======== Records supplied ========

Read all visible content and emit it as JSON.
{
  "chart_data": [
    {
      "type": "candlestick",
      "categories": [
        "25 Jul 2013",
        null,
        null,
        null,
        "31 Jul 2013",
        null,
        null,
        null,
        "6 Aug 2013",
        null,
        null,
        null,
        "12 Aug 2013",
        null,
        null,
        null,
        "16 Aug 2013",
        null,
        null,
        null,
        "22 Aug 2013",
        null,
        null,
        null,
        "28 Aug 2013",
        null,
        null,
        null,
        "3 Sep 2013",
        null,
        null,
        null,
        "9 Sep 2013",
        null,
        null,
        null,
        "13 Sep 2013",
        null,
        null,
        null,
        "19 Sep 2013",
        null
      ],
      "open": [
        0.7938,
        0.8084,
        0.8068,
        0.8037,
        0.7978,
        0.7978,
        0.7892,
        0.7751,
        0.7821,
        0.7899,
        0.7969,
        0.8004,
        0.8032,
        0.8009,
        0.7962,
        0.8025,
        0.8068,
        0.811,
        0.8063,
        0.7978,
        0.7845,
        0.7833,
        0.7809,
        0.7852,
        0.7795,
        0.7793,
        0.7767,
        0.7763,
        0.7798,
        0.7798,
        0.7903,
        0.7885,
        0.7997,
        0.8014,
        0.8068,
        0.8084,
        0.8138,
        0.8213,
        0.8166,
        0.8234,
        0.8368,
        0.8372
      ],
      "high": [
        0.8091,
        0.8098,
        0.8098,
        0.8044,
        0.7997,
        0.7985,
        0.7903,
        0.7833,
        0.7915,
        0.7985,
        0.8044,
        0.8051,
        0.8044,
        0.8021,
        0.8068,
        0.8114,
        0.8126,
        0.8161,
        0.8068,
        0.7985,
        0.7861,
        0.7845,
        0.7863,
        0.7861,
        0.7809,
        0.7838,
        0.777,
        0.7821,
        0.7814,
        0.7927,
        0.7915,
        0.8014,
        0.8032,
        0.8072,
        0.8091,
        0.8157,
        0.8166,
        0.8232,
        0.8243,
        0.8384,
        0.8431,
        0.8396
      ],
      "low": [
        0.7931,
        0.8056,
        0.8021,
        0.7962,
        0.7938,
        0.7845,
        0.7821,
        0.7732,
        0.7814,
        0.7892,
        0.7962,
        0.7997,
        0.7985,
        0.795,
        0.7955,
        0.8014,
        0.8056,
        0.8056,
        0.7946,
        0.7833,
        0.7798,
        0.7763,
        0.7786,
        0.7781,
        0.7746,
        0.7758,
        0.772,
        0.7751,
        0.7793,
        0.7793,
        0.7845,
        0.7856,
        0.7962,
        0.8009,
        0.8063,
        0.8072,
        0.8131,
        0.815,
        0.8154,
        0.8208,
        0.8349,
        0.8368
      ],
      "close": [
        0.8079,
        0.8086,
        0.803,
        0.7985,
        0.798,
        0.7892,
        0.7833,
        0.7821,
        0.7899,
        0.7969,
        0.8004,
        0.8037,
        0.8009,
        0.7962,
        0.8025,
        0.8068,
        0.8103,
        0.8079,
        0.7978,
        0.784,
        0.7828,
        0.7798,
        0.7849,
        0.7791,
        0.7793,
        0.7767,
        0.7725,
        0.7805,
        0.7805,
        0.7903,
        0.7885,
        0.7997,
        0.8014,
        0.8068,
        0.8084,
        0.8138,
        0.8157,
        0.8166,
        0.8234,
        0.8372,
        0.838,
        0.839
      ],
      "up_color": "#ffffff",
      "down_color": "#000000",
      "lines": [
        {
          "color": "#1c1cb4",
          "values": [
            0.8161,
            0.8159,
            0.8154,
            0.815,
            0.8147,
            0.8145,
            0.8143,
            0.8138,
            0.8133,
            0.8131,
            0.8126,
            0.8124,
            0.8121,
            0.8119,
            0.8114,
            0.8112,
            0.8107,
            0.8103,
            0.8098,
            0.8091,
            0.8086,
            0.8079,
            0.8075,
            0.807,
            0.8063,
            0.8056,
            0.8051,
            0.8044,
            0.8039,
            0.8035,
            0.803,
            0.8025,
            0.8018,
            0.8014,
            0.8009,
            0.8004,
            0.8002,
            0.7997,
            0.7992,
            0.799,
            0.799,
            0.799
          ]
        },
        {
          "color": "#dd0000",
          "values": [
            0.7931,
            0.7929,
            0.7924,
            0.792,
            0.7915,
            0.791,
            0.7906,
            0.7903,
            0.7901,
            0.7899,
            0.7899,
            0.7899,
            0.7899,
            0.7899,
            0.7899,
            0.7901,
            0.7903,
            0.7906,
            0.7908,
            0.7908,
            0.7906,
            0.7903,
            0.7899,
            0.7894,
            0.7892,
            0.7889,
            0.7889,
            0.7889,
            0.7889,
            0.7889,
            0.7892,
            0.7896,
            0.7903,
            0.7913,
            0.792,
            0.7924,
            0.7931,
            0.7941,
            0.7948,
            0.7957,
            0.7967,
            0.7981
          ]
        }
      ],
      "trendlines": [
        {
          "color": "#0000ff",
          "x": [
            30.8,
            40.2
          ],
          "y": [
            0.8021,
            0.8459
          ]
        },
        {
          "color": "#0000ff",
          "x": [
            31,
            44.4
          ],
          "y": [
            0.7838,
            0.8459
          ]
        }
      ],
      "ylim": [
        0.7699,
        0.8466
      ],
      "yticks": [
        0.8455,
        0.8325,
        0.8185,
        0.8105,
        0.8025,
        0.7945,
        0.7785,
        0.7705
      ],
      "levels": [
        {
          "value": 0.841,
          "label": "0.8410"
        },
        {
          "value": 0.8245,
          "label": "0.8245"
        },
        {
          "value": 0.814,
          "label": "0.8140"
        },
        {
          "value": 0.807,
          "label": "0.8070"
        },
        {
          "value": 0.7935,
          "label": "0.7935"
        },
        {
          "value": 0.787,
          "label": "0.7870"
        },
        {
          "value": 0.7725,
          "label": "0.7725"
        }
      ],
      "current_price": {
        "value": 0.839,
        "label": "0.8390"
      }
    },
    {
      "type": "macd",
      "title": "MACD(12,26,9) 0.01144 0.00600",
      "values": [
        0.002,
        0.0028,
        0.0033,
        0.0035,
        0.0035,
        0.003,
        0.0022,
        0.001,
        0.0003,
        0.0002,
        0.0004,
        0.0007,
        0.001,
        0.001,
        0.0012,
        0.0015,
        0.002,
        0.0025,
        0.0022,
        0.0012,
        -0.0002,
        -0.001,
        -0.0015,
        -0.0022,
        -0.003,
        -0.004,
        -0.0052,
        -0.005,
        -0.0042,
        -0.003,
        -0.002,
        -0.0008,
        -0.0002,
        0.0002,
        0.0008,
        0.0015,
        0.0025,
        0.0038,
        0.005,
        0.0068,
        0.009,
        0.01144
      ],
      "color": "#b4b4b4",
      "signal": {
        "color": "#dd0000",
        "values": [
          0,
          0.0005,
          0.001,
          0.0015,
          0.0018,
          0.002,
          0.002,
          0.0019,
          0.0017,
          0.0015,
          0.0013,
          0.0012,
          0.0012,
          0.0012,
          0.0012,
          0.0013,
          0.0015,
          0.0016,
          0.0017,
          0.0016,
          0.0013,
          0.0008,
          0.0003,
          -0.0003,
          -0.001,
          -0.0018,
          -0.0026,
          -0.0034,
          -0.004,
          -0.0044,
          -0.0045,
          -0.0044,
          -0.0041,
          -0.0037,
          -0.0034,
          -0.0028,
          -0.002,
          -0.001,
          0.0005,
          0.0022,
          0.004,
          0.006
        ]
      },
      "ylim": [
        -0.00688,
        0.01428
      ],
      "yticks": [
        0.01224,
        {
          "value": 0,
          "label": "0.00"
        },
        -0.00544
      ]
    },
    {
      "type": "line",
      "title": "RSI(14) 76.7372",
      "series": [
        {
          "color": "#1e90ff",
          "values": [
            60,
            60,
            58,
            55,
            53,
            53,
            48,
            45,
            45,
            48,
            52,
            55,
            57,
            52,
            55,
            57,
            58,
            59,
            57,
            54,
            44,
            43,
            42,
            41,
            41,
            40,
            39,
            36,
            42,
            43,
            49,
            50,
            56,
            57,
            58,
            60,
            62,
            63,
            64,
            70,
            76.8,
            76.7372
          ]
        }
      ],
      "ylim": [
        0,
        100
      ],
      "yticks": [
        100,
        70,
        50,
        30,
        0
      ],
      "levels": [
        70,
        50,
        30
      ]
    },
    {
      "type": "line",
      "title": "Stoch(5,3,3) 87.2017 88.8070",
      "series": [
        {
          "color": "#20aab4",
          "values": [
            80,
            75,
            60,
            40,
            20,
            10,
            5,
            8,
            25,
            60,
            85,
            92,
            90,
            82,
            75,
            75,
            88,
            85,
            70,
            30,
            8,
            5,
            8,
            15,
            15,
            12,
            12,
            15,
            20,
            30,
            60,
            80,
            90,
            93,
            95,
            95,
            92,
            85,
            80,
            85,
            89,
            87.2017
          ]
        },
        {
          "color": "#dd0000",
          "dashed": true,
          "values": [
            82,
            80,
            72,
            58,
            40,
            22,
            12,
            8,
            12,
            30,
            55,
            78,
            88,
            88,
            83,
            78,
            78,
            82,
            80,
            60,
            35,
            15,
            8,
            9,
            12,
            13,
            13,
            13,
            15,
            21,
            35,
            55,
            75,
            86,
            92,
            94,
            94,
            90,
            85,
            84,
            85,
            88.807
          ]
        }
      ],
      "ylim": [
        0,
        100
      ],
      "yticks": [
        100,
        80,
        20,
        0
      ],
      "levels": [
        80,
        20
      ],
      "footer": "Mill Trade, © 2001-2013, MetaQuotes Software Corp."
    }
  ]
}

========

Set problem. From the material above, copy each line that includes the word "type".

Output for this task.
      "type": "candlestick",
      "type": "macd",
      "type": "line",
      "type": "line",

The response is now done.